DIRECTIVE — From the entries below, please gather each line containing the string "True".

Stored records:
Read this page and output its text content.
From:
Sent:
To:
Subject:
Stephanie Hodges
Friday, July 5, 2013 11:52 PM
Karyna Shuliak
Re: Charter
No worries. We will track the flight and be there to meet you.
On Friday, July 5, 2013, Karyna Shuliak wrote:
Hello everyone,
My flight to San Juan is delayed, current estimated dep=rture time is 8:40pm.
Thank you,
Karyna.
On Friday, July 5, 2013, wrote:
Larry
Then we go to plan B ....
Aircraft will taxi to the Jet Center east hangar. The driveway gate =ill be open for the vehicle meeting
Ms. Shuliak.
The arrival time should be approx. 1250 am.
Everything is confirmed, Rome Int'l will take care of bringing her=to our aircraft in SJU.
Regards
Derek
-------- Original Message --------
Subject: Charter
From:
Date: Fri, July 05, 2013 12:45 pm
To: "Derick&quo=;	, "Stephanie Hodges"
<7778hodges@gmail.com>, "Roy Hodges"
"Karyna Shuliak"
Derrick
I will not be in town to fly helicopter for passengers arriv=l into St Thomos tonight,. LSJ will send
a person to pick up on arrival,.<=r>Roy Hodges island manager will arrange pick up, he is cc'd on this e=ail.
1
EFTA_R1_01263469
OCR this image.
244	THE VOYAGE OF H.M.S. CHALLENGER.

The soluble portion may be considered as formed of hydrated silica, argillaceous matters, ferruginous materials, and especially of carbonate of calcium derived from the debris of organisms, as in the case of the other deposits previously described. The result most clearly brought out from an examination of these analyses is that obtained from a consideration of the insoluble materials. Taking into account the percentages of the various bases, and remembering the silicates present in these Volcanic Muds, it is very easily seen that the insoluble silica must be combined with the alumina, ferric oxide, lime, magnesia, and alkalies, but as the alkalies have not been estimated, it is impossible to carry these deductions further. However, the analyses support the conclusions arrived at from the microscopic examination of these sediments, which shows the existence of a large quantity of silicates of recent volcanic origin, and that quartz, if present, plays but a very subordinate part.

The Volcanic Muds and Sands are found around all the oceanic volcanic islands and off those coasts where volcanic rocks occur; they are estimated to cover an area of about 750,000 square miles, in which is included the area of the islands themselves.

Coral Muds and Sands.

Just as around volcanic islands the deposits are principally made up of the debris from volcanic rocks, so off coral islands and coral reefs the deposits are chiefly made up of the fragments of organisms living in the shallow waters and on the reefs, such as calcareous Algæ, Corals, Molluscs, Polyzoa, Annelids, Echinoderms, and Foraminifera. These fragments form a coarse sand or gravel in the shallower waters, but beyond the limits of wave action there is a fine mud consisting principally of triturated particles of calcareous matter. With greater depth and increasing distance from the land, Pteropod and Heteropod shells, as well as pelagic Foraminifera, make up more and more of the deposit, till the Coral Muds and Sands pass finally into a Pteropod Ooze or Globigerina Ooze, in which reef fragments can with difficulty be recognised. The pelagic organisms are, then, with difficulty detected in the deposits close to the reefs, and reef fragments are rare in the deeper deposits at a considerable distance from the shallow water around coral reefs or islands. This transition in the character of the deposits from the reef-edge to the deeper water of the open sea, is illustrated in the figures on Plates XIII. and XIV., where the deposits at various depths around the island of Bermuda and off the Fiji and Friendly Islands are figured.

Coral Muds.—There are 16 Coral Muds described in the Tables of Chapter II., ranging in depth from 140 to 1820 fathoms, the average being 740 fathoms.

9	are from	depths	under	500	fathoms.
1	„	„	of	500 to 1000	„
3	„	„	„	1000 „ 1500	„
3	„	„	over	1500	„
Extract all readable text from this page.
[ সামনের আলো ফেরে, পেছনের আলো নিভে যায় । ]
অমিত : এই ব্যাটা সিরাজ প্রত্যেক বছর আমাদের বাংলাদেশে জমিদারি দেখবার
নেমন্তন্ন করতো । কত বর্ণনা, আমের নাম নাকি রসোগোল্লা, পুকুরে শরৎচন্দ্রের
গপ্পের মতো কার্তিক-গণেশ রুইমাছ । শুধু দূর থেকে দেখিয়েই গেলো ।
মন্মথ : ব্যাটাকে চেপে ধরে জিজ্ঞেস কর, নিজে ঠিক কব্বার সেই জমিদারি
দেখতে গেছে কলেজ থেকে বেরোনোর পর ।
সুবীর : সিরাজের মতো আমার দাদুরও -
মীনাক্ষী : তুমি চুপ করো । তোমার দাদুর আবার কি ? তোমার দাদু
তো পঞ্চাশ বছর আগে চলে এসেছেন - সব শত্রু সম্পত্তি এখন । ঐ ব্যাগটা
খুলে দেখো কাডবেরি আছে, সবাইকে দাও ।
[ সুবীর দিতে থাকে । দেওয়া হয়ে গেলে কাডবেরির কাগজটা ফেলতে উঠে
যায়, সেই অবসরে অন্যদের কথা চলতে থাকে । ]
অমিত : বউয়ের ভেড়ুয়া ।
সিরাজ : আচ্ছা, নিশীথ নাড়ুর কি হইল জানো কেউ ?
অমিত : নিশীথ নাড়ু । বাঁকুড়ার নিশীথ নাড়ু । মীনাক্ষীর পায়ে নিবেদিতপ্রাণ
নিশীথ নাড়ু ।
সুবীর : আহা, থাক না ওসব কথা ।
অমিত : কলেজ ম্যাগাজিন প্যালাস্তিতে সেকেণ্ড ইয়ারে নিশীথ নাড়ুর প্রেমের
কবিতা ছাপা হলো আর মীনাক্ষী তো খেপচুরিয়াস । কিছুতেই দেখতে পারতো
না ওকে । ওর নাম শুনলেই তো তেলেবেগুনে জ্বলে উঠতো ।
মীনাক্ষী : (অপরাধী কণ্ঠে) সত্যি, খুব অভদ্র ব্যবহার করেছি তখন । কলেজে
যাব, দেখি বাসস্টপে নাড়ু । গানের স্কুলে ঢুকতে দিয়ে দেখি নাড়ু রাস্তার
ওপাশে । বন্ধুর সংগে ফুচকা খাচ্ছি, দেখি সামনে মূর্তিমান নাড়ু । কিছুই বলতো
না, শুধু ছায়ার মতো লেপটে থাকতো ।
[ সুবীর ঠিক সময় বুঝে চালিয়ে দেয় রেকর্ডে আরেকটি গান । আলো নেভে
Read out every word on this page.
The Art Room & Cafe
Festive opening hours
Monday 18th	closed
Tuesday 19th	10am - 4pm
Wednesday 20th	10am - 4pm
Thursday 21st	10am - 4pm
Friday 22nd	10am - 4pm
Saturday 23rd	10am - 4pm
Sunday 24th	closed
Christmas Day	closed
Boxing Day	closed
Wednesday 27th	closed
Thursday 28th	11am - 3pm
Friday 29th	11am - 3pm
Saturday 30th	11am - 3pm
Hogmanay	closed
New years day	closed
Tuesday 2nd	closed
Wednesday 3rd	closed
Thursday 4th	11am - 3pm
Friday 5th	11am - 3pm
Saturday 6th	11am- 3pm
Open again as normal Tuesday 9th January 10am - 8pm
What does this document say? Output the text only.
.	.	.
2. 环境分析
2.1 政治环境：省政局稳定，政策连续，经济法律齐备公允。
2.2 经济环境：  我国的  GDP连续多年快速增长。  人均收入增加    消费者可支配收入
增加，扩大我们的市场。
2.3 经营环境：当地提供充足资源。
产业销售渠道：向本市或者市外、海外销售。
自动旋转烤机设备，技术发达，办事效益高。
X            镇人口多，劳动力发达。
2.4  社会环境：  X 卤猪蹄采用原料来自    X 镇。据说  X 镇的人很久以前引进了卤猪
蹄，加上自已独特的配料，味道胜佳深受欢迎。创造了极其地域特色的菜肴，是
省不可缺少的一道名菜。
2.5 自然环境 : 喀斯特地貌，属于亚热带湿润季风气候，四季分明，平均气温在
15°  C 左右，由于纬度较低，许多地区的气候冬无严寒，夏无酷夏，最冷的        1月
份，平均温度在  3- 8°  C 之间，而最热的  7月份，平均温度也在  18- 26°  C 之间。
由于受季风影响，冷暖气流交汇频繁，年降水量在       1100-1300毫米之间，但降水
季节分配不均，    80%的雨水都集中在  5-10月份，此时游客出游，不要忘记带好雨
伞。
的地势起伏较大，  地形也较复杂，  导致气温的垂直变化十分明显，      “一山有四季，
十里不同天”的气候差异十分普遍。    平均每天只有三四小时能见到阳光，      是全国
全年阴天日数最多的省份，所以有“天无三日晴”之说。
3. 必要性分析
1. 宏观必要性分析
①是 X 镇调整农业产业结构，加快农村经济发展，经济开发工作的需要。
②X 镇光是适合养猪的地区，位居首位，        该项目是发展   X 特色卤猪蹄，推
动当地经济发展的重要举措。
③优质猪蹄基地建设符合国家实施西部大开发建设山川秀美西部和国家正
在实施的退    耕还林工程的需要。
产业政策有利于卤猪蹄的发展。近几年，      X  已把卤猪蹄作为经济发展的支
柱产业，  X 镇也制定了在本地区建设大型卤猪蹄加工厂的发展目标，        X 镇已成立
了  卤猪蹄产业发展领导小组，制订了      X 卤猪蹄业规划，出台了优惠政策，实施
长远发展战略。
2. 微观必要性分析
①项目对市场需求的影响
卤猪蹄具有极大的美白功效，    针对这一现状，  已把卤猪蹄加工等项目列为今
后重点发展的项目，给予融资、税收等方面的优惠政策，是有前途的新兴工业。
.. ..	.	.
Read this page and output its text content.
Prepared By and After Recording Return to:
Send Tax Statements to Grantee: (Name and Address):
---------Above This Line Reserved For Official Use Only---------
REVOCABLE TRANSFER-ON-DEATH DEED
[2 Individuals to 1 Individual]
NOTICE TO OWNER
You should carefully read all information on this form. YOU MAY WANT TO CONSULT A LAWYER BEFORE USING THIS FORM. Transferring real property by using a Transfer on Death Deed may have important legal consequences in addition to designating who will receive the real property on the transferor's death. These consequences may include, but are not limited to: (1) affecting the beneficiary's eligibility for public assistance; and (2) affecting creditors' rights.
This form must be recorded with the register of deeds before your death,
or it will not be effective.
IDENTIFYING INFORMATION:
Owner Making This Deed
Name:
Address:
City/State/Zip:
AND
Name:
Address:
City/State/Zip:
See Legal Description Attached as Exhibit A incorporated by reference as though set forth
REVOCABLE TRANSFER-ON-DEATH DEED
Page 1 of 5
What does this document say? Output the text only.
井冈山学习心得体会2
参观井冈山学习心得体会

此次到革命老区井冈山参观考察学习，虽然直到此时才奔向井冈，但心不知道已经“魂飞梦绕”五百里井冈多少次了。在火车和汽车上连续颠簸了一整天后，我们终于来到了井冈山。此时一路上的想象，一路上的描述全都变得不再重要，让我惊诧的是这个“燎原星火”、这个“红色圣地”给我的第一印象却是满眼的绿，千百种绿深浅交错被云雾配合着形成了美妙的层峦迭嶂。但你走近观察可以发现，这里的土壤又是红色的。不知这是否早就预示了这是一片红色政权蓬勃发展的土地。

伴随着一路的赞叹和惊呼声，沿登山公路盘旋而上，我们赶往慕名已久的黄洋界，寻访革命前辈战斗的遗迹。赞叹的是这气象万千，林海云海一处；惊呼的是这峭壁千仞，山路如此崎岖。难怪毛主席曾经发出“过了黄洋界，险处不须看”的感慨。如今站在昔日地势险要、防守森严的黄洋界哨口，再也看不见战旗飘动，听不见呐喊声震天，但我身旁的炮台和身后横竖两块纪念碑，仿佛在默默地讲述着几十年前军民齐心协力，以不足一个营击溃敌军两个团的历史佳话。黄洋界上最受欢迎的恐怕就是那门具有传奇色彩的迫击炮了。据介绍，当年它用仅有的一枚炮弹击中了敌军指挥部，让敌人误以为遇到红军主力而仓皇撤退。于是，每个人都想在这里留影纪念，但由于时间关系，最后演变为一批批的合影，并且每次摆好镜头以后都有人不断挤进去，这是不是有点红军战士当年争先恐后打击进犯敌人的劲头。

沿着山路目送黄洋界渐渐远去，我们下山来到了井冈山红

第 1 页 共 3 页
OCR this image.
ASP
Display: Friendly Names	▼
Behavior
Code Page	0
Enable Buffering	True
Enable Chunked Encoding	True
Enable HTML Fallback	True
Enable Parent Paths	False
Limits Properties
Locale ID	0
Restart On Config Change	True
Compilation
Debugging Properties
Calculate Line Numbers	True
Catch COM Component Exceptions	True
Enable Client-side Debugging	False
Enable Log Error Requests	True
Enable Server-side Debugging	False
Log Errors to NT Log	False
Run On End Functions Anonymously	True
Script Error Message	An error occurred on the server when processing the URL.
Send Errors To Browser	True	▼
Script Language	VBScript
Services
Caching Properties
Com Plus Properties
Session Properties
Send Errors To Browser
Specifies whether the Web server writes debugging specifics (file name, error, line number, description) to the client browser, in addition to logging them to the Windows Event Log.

ANSWER TO THE EXERCISE —
Enable Buffering	True
Enable Chunked Encoding	True
Enable HTML Fallback	True
Restart On Config Change	True
Calculate Line Numbers	True
Catch COM Component Exceptions	True
Enable Log Error Requests	True
Run On End Functions Anonymously	True
Send Errors To Browser	True	▼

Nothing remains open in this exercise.